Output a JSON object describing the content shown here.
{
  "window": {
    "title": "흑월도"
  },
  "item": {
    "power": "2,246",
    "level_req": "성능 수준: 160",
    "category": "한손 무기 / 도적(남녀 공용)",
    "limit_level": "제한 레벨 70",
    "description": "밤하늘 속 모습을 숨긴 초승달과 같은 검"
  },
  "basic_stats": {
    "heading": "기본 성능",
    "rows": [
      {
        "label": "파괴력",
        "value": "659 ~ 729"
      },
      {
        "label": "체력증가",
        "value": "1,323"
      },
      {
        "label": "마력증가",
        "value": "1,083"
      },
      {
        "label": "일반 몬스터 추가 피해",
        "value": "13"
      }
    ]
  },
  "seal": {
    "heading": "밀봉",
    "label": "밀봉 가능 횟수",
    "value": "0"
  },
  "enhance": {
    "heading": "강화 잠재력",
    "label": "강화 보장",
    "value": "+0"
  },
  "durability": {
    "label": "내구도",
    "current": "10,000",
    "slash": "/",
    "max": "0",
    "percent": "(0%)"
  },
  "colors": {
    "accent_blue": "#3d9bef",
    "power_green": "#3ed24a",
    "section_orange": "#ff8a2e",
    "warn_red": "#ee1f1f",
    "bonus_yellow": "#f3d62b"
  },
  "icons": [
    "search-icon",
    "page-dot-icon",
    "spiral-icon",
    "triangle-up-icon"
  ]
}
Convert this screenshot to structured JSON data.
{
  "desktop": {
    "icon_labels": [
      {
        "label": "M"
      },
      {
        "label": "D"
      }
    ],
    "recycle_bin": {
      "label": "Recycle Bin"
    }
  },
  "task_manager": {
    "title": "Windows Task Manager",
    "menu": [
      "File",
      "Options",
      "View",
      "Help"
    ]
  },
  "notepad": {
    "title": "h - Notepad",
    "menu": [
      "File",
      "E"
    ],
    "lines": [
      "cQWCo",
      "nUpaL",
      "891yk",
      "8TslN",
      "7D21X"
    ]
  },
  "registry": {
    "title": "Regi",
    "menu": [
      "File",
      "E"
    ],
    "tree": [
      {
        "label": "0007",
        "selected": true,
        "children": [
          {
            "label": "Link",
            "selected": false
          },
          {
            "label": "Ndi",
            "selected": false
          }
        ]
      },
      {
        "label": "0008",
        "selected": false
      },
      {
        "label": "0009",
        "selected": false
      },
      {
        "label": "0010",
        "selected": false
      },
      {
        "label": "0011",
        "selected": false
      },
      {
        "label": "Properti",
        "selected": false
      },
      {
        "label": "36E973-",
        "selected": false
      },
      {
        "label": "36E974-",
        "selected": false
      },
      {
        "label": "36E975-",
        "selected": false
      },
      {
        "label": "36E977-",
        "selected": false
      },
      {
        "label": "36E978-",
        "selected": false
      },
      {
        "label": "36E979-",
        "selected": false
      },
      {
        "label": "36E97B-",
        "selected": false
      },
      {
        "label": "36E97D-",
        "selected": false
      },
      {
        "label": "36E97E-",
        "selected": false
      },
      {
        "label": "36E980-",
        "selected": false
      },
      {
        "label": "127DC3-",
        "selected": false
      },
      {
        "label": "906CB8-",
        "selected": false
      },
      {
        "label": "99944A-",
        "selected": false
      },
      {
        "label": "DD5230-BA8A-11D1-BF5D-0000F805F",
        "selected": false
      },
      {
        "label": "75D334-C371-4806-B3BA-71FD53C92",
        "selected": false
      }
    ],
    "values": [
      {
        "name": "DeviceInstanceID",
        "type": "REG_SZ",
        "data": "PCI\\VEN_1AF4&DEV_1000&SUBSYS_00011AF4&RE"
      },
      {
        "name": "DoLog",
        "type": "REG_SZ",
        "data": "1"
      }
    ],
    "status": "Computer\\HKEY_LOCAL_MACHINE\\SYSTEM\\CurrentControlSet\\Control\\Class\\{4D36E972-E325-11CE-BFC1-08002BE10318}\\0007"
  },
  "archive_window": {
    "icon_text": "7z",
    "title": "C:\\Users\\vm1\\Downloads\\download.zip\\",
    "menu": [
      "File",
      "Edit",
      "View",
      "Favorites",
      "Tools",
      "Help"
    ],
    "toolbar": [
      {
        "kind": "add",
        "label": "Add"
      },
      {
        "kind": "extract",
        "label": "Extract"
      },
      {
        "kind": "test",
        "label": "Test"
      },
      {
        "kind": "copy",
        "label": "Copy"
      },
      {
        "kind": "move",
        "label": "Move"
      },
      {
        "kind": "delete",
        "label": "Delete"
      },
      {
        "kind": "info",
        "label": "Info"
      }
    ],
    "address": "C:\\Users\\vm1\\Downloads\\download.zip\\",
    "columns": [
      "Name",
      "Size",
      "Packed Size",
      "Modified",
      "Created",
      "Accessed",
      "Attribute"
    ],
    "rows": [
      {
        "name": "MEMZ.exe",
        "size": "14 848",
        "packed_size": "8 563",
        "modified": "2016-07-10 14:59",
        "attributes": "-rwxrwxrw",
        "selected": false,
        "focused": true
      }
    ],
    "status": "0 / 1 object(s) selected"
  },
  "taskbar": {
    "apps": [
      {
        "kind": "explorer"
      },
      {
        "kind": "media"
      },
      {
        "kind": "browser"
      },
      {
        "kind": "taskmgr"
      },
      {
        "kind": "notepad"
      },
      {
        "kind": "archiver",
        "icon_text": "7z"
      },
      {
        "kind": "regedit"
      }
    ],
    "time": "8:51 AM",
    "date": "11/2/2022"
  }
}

» GIVEN INSTRUCTION: Extract all of the data above and output it character for character.

» THE ANSWER:
Output a JSON object describing the content shown here.
{
  "window": {
    "title": "흑월도"
  },
  "item": {
    "power": "2,246",
    "level_req": "성능 수준: 160",
    "category": "한손 무기 / 도적(남녀 공용)",
    "limit_level": "제한 레벨 70",
    "description": "밤하늘 속 모습을 숨긴 초승달과 같은 검"
  },
  "basic_stats": {
    "heading": "기본 성능",
    "rows": [
      {
        "label": "파괴력",
        "value": "659 ~ 729"
      },
      {
        "label": "체력증가",
        "value": "1,323"
      },
      {
        "label": "마력증가",
        "value": "1,083"
      },
      {
        "label": "일반 몬스터 추가 피해",
        "value": "13"
      }
    ]
  },
  "seal": {
    "heading": "밀봉",
    "label": "밀봉 가능 횟수",
    "value": "0"
  },
  "enhance": {
    "heading": "강화 잠재력",
    "label": "강화 보장",
    "value": "+0"
  },
  "durability": {
    "label": "내구도",
    "current": "10,000",
    "slash": "/",
    "max": "0",
    "percent": "(0%)"
  },
  "colors": {
    "accent_blue": "#3d9bef",
    "power_green": "#3ed24a",
    "section_orange": "#ff8a2e",
    "warn_red": "#ee1f1f",
    "bonus_yellow": "#f3d62b"
  },
  "icons": [
    "search-icon",
    "page-dot-icon",
    "spiral-icon",
    "triangle-up-icon"
  ]
}
Convert this screenshot to structured JSON data.
{
  "desktop": {
    "icon_labels": [
      {
        "label": "M"
      },
      {
        "label": "D"
      }
    ],
    "recycle_bin": {
      "label": "Recycle Bin"
    }
  },
  "task_manager": {
    "title": "Windows Task Manager",
    "menu": [
      "File",
      "Options",
      "View",
      "Help"
    ]
  },
  "notepad": {
    "title": "h - Notepad",
    "menu": [
      "File",
      "E"
    ],
    "lines": [
      "cQWCo",
      "nUpaL",
      "891yk",
      "8TslN",
      "7D21X"
    ]
  },
  "registry": {
    "title": "Regi",
    "menu": [
      "File",
      "E"
    ],
    "tree": [
      {
        "label": "0007",
        "selected": true,
        "children": [
          {
            "label": "Link",
            "selected": false
          },
          {
            "label": "Ndi",
            "selected": false
          }
        ]
      },
      {
        "label": "0008",
        "selected": false
      },
      {
        "label": "0009",
        "selected": false
      },
      {
        "label": "0010",
        "selected": false
      },
      {
        "label": "0011",
        "selected": false
      },
      {
        "label": "Properti",
        "selected": false
      },
      {
        "label": "36E973-",
        "selected": false
      },
      {
        "label": "36E974-",
        "selected": false
      },
      {
        "label": "36E975-",
        "selected": false
      },
      {
        "label": "36E977-",
        "selected": false
      },
      {
        "label": "36E978-",
        "selected": false
      },
      {
        "label": "36E979-",
        "selected": false
      },
      {
        "label": "36E97B-",
        "selected": false
      },
      {
        "label": "36E97D-",
        "selected": false
      },
      {
        "label": "36E97E-",
        "selected": false
      },
      {
        "label": "36E980-",
        "selected": false
      },
      {
        "label": "127DC3-",
        "selected": false
      },
      {
        "label": "906CB8-",
        "selected": false
      },
      {
        "label": "99944A-",
        "selected": false
      },
      {
        "label": "DD5230-BA8A-11D1-BF5D-0000F805F",
        "selected": false
      },
      {
        "label": "75D334-C371-4806-B3BA-71FD53C92",
        "selected": false
      }
    ],
    "values": [
      {
        "name": "DeviceInstanceID",
        "type": "REG_SZ",
        "data": "PCI\\VEN_1AF4&DEV_1000&SUBSYS_00011AF4&RE"
      },
      {
        "name": "DoLog",
        "type": "REG_SZ",
        "data": "1"
      }
    ],
    "status": "Computer\\HKEY_LOCAL_MACHINE\\SYSTEM\\CurrentControlSet\\Control\\Class\\{4D36E972-E325-11CE-BFC1-08002BE10318}\\0007"
  },
  "archive_window": {
    "icon_text": "7z",
    "title": "C:\\Users\\vm1\\Downloads\\download.zip\\",
    "menu": [
      "File",
      "Edit",
      "View",
      "Favorites",
      "Tools",
      "Help"
    ],
    "toolbar": [
      {
        "kind": "add",
        "label": "Add"
      },
      {
        "kind": "extract",
        "label": "Extract"
      },
      {
        "kind": "test",
        "label": "Test"
      },
      {
        "kind": "copy",
        "label": "Copy"
      },
      {
        "kind": "move",
        "label": "Move"
      },
      {
        "kind": "delete",
        "label": "Delete"
      },
      {
        "kind": "info",
        "label": "Info"
      }
    ],
    "address": "C:\\Users\\vm1\\Downloads\\download.zip\\",
    "columns": [
      "Name",
      "Size",
      "Packed Size",
      "Modified",
      "Created",
      "Accessed",
      "Attribute"
    ],
    "rows": [
      {
        "name": "MEMZ.exe",
        "size": "14 848",
        "packed_size": "8 563",
        "modified": "2016-07-10 14:59",
        "attributes": "-rwxrwxrw",
        "selected": false,
        "focused": true
      }
    ],
    "status": "0 / 1 object(s) selected"
  },
  "taskbar": {
    "apps": [
      {
        "kind": "explorer"
      },
      {
        "kind": "media"
      },
      {
        "kind": "browser"
      },
      {
        "kind": "taskmgr"
      },
      {
        "kind": "notepad"
      },
      {
        "kind": "archiver",
        "icon_text": "7z"
      },
      {
        "kind": "regedit"
      }
    ],
    "time": "8:51 AM",
    "date": "11/2/2022"
  }
}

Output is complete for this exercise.